What you need to do>
Provide the records once more, identical to the original.

Material shown>

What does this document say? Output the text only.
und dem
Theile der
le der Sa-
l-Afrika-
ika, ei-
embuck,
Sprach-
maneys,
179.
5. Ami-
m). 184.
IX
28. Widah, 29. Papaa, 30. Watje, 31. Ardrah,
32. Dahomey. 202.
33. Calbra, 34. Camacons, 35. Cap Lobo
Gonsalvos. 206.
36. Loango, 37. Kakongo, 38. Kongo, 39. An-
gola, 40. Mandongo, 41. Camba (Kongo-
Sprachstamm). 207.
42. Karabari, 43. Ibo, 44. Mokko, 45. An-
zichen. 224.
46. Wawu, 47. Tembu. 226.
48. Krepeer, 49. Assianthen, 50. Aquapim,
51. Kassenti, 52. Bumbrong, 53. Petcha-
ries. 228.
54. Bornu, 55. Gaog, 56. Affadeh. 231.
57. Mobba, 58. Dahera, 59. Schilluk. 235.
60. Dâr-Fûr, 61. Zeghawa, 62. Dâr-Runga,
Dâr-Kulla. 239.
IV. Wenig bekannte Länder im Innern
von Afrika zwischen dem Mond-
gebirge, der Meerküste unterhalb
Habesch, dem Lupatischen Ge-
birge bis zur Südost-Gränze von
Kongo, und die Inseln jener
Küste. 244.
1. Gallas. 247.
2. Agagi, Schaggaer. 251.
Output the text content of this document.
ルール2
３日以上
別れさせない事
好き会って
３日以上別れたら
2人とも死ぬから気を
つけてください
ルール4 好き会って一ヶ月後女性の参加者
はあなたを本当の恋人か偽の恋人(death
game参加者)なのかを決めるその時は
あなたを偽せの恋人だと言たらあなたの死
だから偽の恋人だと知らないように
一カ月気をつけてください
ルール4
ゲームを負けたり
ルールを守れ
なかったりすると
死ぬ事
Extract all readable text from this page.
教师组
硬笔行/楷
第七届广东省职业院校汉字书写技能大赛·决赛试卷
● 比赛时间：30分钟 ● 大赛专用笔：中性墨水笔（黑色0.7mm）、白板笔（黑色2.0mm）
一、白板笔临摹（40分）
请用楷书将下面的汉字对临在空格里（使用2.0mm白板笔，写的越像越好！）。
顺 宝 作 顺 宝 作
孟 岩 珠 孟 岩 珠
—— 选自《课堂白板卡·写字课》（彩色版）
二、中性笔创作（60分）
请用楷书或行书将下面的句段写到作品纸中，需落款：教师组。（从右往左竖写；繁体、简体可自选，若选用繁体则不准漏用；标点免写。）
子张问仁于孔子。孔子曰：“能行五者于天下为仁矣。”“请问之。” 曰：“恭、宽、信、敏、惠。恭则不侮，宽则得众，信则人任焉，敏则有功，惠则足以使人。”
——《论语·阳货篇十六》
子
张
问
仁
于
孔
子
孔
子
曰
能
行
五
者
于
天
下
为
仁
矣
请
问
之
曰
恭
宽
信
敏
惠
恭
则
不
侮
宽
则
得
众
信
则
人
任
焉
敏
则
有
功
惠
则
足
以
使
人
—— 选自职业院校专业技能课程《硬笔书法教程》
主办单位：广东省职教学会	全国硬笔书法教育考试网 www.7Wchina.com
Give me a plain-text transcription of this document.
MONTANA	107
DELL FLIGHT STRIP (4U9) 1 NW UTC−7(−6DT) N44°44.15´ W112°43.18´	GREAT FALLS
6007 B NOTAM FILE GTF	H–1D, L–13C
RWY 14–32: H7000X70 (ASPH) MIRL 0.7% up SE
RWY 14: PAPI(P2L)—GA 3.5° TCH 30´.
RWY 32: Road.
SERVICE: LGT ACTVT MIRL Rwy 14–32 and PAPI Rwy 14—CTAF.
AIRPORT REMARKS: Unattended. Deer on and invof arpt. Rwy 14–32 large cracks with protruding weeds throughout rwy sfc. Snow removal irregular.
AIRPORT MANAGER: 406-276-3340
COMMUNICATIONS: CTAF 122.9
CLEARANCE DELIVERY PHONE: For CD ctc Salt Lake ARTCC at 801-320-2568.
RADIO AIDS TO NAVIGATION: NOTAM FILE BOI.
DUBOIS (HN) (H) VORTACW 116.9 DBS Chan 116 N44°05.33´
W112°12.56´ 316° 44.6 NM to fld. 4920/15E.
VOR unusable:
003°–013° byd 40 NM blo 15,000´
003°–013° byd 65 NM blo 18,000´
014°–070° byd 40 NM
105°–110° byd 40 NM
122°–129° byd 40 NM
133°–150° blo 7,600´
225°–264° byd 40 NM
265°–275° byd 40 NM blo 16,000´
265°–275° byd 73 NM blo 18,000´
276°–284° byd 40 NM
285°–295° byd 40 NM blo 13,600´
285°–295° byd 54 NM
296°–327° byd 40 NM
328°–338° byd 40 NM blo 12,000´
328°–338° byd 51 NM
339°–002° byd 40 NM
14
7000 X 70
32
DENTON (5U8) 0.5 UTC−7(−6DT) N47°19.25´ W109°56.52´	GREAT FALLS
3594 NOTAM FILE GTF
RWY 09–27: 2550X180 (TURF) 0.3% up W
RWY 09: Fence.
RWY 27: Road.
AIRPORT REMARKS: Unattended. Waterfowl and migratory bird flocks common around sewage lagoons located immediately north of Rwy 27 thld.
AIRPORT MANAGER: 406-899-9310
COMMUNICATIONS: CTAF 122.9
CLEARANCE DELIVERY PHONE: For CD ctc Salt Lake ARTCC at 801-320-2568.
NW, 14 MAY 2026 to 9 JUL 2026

Task solution>
What does this document say? Output the text only.
und dem
Theile der
le der Sa-
l-Afrika-
ika, ei-
embuck,
Sprach-
maneys,
179.
5. Ami-
m). 184.
IX
28. Widah, 29. Papaa, 30. Watje, 31. Ardrah,
32. Dahomey. 202.
33. Calbra, 34. Camacons, 35. Cap Lobo
Gonsalvos. 206.
36. Loango, 37. Kakongo, 38. Kongo, 39. An-
gola, 40. Mandongo, 41. Camba (Kongo-
Sprachstamm). 207.
42. Karabari, 43. Ibo, 44. Mokko, 45. An-
zichen. 224.
46. Wawu, 47. Tembu. 226.
48. Krepeer, 49. Assianthen, 50. Aquapim,
51. Kassenti, 52. Bumbrong, 53. Petcha-
ries. 228.
54. Bornu, 55. Gaog, 56. Affadeh. 231.
57. Mobba, 58. Dahera, 59. Schilluk. 235.
60. Dâr-Fûr, 61. Zeghawa, 62. Dâr-Runga,
Dâr-Kulla. 239.
IV. Wenig bekannte Länder im Innern
von Afrika zwischen dem Mond-
gebirge, der Meerküste unterhalb
Habesch, dem Lupatischen Ge-
birge bis zur Südost-Gränze von
Kongo, und die Inseln jener
Küste. 244.
1. Gallas. 247.
2. Agagi, Schaggaer. 251.
Output the text content of this document.
ルール2
３日以上
別れさせない事
好き会って
３日以上別れたら
2人とも死ぬから気を
つけてください
ルール4 好き会って一ヶ月後女性の参加者
はあなたを本当の恋人か偽の恋人(death
game参加者)なのかを決めるその時は
あなたを偽せの恋人だと言たらあなたの死
だから偽の恋人だと知らないように
一カ月気をつけてください
ルール4
ゲームを負けたり
ルールを守れ
なかったりすると
死ぬ事
Extract all readable text from this page.
教师组
硬笔行/楷
第七届广东省职业院校汉字书写技能大赛·决赛试卷
● 比赛时间：30分钟 ● 大赛专用笔：中性墨水笔（黑色0.7mm）、白板笔（黑色2.0mm）
一、白板笔临摹（40分）
请用楷书将下面的汉字对临在空格里（使用2.0mm白板笔，写的越像越好！）。
顺 宝 作 顺 宝 作
孟 岩 珠 孟 岩 珠
—— 选自《课堂白板卡·写字课》（彩色版）
二、中性笔创作（60分）
请用楷书或行书将下面的句段写到作品纸中，需落款：教师组。（从右往左竖写；繁体、简体可自选，若选用繁体则不准漏用；标点免写。）
子张问仁于孔子。孔子曰：“能行五者于天下为仁矣。”“请问之。” 曰：“恭、宽、信、敏、惠。恭则不侮，宽则得众，信则人任焉，敏则有功，惠则足以使人。”
——《论语·阳货篇十六》
子
张
问
仁
于
孔
子
孔
子
曰
能
行
五
者
于
天
下
为
仁
矣
请
问
之
曰
恭
宽
信
敏
惠
恭
则
不
侮
宽
则
得
众
信
则
人
任
焉
敏
则
有
功
惠
则
足
以
使
人
—— 选自职业院校专业技能课程《硬笔书法教程》
主办单位：广东省职教学会	全国硬笔书法教育考试网 www.7Wchina.com
Give me a plain-text transcription of this document.
MONTANA	107
DELL FLIGHT STRIP (4U9) 1 NW UTC−7(−6DT) N44°44.15´ W112°43.18´	GREAT FALLS
6007 B NOTAM FILE GTF	H–1D, L–13C
RWY 14–32: H7000X70 (ASPH) MIRL 0.7% up SE
RWY 14: PAPI(P2L)—GA 3.5° TCH 30´.
RWY 32: Road.
SERVICE: LGT ACTVT MIRL Rwy 14–32 and PAPI Rwy 14—CTAF.
AIRPORT REMARKS: Unattended. Deer on and invof arpt. Rwy 14–32 large cracks with protruding weeds throughout rwy sfc. Snow removal irregular.
AIRPORT MANAGER: 406-276-3340
COMMUNICATIONS: CTAF 122.9
CLEARANCE DELIVERY PHONE: For CD ctc Salt Lake ARTCC at 801-320-2568.
RADIO AIDS TO NAVIGATION: NOTAM FILE BOI.
DUBOIS (HN) (H) VORTACW 116.9 DBS Chan 116 N44°05.33´
W112°12.56´ 316° 44.6 NM to fld. 4920/15E.
VOR unusable:
003°–013° byd 40 NM blo 15,000´
003°–013° byd 65 NM blo 18,000´
014°–070° byd 40 NM
105°–110° byd 40 NM
122°–129° byd 40 NM
133°–150° blo 7,600´
225°–264° byd 40 NM
265°–275° byd 40 NM blo 16,000´
265°–275° byd 73 NM blo 18,000´
276°–284° byd 40 NM
285°–295° byd 40 NM blo 13,600´
285°–295° byd 54 NM
296°–327° byd 40 NM
328°–338° byd 40 NM blo 12,000´
328°–338° byd 51 NM
339°–002° byd 40 NM
14
7000 X 70
32
DENTON (5U8) 0.5 UTC−7(−6DT) N47°19.25´ W109°56.52´	GREAT FALLS
3594 NOTAM FILE GTF
RWY 09–27: 2550X180 (TURF) 0.3% up W
RWY 09: Fence.
RWY 27: Road.
AIRPORT REMARKS: Unattended. Waterfowl and migratory bird flocks common around sewage lagoons located immediately north of Rwy 27 thld.
AIRPORT MANAGER: 406-899-9310
COMMUNICATIONS: CTAF 122.9
CLEARANCE DELIVERY PHONE: For CD ctc Salt Lake ARTCC at 801-320-2568.
NW, 14 MAY 2026 to 9 JUL 2026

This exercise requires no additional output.